Stored dataset items
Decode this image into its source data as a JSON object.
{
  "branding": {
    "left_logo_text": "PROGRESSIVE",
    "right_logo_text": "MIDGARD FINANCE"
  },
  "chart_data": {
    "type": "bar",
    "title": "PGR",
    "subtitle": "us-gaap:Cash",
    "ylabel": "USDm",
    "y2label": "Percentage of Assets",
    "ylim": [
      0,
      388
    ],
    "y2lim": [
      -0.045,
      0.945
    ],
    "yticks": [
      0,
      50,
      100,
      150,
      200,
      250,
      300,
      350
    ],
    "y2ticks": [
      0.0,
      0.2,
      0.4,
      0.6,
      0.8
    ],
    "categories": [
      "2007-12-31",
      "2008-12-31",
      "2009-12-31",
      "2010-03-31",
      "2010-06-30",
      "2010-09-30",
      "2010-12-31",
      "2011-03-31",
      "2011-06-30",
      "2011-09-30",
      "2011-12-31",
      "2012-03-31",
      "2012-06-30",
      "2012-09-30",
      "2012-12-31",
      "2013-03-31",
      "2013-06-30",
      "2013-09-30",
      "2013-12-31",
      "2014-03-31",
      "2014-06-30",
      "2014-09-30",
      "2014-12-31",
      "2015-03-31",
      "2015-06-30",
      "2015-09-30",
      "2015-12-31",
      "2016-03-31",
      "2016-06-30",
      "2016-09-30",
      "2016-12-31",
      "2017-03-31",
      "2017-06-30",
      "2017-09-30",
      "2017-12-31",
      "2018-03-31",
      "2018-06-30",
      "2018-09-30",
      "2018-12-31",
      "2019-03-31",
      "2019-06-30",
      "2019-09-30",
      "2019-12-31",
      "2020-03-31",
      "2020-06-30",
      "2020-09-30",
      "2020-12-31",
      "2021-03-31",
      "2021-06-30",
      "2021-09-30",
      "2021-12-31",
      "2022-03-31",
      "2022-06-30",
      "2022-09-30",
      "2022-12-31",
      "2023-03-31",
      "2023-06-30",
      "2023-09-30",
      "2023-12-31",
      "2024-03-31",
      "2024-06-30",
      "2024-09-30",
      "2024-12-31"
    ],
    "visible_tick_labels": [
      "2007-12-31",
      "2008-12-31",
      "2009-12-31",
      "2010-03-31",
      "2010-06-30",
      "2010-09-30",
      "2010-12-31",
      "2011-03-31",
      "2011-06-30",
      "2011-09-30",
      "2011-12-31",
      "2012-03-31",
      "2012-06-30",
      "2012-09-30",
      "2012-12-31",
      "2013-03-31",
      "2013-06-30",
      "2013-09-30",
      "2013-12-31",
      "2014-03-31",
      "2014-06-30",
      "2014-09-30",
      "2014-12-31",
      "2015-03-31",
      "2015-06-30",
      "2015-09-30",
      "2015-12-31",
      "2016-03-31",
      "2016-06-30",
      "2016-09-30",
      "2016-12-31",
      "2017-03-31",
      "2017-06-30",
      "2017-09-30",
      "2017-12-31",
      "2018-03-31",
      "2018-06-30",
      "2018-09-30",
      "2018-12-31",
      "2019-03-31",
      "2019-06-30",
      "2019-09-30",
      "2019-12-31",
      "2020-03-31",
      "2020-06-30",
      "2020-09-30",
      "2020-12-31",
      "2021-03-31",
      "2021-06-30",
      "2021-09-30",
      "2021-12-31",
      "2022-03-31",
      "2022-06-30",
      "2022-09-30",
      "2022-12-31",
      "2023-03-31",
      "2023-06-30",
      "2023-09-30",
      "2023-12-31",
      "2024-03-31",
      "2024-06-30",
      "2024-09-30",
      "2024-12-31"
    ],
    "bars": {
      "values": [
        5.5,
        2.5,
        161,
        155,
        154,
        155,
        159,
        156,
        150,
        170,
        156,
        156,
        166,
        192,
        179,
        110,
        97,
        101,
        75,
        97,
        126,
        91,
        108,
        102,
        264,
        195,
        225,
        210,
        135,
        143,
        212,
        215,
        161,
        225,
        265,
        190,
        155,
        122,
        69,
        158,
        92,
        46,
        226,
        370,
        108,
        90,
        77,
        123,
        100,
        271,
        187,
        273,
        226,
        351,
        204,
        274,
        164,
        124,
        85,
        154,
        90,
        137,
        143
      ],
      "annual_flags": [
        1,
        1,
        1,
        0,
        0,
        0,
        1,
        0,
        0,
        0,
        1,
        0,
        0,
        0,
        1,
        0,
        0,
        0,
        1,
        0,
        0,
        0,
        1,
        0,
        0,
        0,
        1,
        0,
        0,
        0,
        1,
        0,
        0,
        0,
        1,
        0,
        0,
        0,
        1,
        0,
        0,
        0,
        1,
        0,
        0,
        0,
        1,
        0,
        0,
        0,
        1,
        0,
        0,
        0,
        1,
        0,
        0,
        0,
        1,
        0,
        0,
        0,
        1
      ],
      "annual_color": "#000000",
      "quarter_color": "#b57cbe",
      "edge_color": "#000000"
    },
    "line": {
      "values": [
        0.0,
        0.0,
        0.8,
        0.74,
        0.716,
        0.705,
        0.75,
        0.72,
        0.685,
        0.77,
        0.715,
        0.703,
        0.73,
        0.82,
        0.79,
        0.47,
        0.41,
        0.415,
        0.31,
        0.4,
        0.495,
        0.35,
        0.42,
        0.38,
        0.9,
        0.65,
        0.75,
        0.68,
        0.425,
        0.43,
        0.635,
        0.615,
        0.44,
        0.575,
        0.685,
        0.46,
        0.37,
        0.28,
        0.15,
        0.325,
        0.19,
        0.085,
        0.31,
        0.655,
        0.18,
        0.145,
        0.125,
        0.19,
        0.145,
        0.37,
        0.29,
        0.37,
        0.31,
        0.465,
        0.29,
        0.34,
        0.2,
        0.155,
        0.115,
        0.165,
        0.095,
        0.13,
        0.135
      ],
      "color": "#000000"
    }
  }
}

...

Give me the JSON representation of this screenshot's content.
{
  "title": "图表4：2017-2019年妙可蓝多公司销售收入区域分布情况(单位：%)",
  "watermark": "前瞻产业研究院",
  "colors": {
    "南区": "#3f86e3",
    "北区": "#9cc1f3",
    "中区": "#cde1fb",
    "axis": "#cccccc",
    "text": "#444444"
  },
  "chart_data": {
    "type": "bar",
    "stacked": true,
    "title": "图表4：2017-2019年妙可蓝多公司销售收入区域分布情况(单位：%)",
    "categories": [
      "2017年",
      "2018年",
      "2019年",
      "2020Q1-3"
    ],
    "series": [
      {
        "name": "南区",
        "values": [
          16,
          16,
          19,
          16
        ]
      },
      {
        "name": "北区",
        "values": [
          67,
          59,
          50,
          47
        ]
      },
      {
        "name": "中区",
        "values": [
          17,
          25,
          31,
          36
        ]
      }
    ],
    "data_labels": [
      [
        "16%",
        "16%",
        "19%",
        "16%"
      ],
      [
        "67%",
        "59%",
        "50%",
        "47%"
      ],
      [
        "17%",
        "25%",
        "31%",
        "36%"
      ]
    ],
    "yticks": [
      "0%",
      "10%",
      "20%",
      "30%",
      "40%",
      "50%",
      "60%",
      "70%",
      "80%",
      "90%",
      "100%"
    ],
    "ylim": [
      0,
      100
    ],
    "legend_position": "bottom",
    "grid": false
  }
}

**TASK DESCRIPTION**
Write out every line of the entries that holds the word "this".

**THE RESULT**
Decode this image into its source data as a JSON object.
Give me the JSON representation of this screenshot's content.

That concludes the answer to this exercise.